**Problem to solve**: Filter the records below down to lines containing "events".

**Material for this exercise**:

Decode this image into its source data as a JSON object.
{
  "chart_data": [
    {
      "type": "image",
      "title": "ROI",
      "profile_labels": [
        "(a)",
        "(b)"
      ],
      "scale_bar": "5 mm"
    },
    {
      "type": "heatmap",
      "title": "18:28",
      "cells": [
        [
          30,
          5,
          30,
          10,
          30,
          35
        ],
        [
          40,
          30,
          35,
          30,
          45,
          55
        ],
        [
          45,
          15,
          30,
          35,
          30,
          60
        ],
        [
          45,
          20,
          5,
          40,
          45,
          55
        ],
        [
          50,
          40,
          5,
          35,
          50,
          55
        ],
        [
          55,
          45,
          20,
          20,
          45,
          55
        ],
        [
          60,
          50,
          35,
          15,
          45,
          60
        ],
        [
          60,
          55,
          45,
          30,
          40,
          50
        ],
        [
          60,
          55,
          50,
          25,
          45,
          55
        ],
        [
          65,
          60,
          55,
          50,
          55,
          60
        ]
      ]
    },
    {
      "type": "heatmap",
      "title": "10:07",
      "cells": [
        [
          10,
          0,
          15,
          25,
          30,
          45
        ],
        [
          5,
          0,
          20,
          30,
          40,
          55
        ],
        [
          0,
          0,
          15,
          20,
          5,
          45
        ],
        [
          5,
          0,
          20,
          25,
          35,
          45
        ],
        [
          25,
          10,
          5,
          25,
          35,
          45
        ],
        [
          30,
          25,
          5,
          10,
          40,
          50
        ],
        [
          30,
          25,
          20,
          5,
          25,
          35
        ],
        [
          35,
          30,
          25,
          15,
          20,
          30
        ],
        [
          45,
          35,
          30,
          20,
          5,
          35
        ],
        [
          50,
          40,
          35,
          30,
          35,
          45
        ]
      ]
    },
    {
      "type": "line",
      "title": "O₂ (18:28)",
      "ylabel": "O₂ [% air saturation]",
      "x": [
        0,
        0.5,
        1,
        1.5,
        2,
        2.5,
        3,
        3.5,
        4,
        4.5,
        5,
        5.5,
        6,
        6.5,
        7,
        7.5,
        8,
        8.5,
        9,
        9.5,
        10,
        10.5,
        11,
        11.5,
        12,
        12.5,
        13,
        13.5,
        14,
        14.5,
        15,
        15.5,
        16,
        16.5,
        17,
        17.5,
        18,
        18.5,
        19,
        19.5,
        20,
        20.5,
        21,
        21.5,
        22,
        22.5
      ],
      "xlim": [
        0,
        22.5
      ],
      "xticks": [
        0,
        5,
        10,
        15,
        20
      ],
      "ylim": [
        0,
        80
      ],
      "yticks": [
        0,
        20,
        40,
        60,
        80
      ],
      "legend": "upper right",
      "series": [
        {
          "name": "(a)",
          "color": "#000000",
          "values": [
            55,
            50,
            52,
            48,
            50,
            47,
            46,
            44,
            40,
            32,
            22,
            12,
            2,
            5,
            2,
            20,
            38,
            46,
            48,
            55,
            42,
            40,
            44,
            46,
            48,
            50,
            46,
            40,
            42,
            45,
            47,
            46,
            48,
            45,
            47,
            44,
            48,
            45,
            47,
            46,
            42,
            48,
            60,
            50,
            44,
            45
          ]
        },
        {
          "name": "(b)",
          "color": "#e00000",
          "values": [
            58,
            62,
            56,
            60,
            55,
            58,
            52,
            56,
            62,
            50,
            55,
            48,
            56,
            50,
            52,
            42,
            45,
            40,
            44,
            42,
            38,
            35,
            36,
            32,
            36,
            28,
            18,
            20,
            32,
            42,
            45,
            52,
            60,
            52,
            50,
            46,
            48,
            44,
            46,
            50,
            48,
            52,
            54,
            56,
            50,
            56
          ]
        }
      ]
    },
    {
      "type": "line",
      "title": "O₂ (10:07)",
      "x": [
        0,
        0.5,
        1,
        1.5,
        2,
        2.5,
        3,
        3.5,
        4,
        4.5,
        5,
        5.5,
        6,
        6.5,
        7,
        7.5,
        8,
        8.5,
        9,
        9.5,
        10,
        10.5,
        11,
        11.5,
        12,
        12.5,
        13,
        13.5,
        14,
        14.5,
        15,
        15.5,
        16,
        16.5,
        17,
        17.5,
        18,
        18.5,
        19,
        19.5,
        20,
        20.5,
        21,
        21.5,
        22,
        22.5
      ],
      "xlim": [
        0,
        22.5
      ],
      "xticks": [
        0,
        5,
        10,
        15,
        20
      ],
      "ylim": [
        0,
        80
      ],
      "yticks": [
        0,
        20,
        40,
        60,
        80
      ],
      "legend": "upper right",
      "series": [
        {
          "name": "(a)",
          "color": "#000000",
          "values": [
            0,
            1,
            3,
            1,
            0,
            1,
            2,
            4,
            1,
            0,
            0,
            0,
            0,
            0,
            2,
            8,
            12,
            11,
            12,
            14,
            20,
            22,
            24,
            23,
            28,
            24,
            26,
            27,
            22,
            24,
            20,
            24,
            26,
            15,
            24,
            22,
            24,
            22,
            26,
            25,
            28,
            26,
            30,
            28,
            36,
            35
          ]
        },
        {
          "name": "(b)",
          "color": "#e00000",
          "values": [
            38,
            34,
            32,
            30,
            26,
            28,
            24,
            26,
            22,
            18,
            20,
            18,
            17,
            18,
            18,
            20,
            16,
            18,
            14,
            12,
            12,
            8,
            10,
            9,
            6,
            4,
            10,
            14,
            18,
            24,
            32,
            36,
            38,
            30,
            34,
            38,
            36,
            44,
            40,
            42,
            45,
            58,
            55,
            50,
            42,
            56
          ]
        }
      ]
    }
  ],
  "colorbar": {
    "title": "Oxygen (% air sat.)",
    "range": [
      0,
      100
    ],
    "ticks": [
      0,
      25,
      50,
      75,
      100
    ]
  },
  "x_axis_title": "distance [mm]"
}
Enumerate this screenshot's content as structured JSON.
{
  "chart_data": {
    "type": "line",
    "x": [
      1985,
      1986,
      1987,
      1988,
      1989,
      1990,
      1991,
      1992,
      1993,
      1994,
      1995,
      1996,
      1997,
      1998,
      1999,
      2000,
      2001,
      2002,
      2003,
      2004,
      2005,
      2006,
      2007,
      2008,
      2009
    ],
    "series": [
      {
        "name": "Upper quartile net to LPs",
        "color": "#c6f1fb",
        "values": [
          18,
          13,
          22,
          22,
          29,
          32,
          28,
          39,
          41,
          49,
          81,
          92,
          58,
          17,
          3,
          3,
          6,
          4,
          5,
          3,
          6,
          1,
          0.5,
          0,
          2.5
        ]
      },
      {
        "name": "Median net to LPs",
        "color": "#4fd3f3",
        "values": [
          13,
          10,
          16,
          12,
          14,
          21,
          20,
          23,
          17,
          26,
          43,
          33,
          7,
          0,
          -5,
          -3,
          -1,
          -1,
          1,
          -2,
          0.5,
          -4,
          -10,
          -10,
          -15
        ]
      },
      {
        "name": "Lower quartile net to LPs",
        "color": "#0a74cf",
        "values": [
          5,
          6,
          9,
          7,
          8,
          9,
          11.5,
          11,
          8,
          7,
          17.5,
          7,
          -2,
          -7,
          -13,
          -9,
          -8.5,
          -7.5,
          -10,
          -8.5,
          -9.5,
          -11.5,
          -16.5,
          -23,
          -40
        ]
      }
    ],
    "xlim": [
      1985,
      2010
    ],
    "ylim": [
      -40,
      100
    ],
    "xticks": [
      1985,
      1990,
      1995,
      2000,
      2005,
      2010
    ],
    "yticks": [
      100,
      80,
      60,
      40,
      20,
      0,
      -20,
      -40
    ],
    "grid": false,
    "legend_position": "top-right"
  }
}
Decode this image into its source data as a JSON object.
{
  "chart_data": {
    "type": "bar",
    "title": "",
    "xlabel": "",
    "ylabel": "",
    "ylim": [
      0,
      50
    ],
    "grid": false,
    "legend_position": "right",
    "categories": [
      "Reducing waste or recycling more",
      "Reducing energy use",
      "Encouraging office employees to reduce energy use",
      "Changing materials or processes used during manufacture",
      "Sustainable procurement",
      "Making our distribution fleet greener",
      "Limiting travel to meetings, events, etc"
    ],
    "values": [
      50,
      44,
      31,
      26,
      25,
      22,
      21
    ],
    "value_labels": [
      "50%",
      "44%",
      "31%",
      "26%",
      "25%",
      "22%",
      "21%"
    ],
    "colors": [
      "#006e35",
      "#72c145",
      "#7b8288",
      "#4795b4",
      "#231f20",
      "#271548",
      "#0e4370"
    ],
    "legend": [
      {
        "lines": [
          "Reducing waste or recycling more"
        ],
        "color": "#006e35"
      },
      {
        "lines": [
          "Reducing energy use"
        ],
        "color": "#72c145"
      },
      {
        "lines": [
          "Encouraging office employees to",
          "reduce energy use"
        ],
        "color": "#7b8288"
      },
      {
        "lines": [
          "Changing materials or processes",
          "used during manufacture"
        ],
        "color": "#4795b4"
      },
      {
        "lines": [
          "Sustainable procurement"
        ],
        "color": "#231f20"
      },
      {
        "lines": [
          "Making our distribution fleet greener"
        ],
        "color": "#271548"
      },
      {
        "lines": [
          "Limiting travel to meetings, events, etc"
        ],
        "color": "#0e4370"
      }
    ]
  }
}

**Solution for this exercise**:
      "Limiting travel to meetings, events, etc"
          "Limiting travel to meetings, events, etc"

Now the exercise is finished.